═════ INFORMATION PROVIDED

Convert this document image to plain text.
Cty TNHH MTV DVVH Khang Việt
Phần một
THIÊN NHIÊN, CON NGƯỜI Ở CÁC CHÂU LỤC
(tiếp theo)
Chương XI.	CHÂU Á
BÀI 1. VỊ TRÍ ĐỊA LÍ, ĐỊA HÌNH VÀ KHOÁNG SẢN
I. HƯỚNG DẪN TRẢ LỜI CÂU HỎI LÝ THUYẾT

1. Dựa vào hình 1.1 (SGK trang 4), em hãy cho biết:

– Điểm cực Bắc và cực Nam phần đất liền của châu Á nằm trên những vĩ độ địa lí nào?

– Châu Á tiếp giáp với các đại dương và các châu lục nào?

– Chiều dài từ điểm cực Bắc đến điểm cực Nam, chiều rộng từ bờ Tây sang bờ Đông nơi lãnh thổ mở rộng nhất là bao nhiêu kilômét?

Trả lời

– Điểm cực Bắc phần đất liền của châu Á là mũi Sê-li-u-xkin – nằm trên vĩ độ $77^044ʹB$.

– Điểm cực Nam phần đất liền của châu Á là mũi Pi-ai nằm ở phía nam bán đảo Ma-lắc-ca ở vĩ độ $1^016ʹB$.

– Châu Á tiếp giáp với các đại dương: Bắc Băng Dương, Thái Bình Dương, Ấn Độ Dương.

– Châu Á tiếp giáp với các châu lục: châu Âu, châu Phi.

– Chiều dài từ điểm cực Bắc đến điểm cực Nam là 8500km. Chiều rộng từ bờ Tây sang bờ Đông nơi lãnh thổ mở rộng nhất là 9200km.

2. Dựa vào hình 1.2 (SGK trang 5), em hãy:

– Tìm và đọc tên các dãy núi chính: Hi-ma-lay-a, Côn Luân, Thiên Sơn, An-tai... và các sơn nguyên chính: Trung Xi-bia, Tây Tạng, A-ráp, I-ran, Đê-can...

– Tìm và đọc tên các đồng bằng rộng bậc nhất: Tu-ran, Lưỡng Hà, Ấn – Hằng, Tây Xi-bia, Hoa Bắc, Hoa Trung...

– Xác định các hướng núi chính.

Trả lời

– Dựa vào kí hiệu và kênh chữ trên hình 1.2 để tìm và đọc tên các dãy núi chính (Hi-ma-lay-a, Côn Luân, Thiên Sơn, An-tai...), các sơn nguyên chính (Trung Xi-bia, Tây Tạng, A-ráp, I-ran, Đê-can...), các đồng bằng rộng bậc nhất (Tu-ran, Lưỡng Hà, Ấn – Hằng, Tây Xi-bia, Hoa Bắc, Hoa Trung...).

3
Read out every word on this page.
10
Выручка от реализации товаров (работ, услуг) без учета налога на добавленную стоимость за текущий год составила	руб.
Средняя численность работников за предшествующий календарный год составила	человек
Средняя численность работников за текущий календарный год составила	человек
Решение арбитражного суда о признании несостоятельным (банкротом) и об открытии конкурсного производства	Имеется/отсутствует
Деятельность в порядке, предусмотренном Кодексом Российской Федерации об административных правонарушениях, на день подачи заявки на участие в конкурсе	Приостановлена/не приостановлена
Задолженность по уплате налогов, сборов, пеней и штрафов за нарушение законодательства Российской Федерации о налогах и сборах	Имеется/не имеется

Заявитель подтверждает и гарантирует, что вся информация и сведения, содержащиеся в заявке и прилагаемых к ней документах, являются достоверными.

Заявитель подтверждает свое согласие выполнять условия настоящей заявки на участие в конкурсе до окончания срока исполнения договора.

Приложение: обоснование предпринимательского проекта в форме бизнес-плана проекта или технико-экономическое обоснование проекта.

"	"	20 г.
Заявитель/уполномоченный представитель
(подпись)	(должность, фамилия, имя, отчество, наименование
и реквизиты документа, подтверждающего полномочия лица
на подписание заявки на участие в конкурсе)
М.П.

══════════

* **DIRECTIVE**
Above are some records; extract every one of them exactly.

* **FINISHED TASK**
Convert this document image to plain text.
Cty TNHH MTV DVVH Khang Việt
Phần một
THIÊN NHIÊN, CON NGƯỜI Ở CÁC CHÂU LỤC
(tiếp theo)
Chương XI.	CHÂU Á
BÀI 1. VỊ TRÍ ĐỊA LÍ, ĐỊA HÌNH VÀ KHOÁNG SẢN
I. HƯỚNG DẪN TRẢ LỜI CÂU HỎI LÝ THUYẾT

1. Dựa vào hình 1.1 (SGK trang 4), em hãy cho biết:

– Điểm cực Bắc và cực Nam phần đất liền của châu Á nằm trên những vĩ độ địa lí nào?

– Châu Á tiếp giáp với các đại dương và các châu lục nào?

– Chiều dài từ điểm cực Bắc đến điểm cực Nam, chiều rộng từ bờ Tây sang bờ Đông nơi lãnh thổ mở rộng nhất là bao nhiêu kilômét?

Trả lời

– Điểm cực Bắc phần đất liền của châu Á là mũi Sê-li-u-xkin – nằm trên vĩ độ $77^044ʹB$.

– Điểm cực Nam phần đất liền của châu Á là mũi Pi-ai nằm ở phía nam bán đảo Ma-lắc-ca ở vĩ độ $1^016ʹB$.

– Châu Á tiếp giáp với các đại dương: Bắc Băng Dương, Thái Bình Dương, Ấn Độ Dương.

– Châu Á tiếp giáp với các châu lục: châu Âu, châu Phi.

– Chiều dài từ điểm cực Bắc đến điểm cực Nam là 8500km. Chiều rộng từ bờ Tây sang bờ Đông nơi lãnh thổ mở rộng nhất là 9200km.

2. Dựa vào hình 1.2 (SGK trang 5), em hãy:

– Tìm và đọc tên các dãy núi chính: Hi-ma-lay-a, Côn Luân, Thiên Sơn, An-tai... và các sơn nguyên chính: Trung Xi-bia, Tây Tạng, A-ráp, I-ran, Đê-can...

– Tìm và đọc tên các đồng bằng rộng bậc nhất: Tu-ran, Lưỡng Hà, Ấn – Hằng, Tây Xi-bia, Hoa Bắc, Hoa Trung...

– Xác định các hướng núi chính.

Trả lời

– Dựa vào kí hiệu và kênh chữ trên hình 1.2 để tìm và đọc tên các dãy núi chính (Hi-ma-lay-a, Côn Luân, Thiên Sơn, An-tai...), các sơn nguyên chính (Trung Xi-bia, Tây Tạng, A-ráp, I-ran, Đê-can...), các đồng bằng rộng bậc nhất (Tu-ran, Lưỡng Hà, Ấn – Hằng, Tây Xi-bia, Hoa Bắc, Hoa Trung...).

3
Read out every word on this page.
10
Выручка от реализации товаров (работ, услуг) без учета налога на добавленную стоимость за текущий год составила	руб.
Средняя численность работников за предшествующий календарный год составила	человек
Средняя численность работников за текущий календарный год составила	человек
Решение арбитражного суда о признании несостоятельным (банкротом) и об открытии конкурсного производства	Имеется/отсутствует
Деятельность в порядке, предусмотренном Кодексом Российской Федерации об административных правонарушениях, на день подачи заявки на участие в конкурсе	Приостановлена/не приостановлена
Задолженность по уплате налогов, сборов, пеней и штрафов за нарушение законодательства Российской Федерации о налогах и сборах	Имеется/не имеется

Заявитель подтверждает и гарантирует, что вся информация и сведения, содержащиеся в заявке и прилагаемых к ней документах, являются достоверными.

Заявитель подтверждает свое согласие выполнять условия настоящей заявки на участие в конкурсе до окончания срока исполнения договора.

Приложение: обоснование предпринимательского проекта в форме бизнес-плана проекта или технико-экономическое обоснование проекта.

"	"	20 г.
Заявитель/уполномоченный представитель
(подпись)	(должность, фамилия, имя, отчество, наименование
и реквизиты документа, подтверждающего полномочия лица
на подписание заявки на участие в конкурсе)
М.П.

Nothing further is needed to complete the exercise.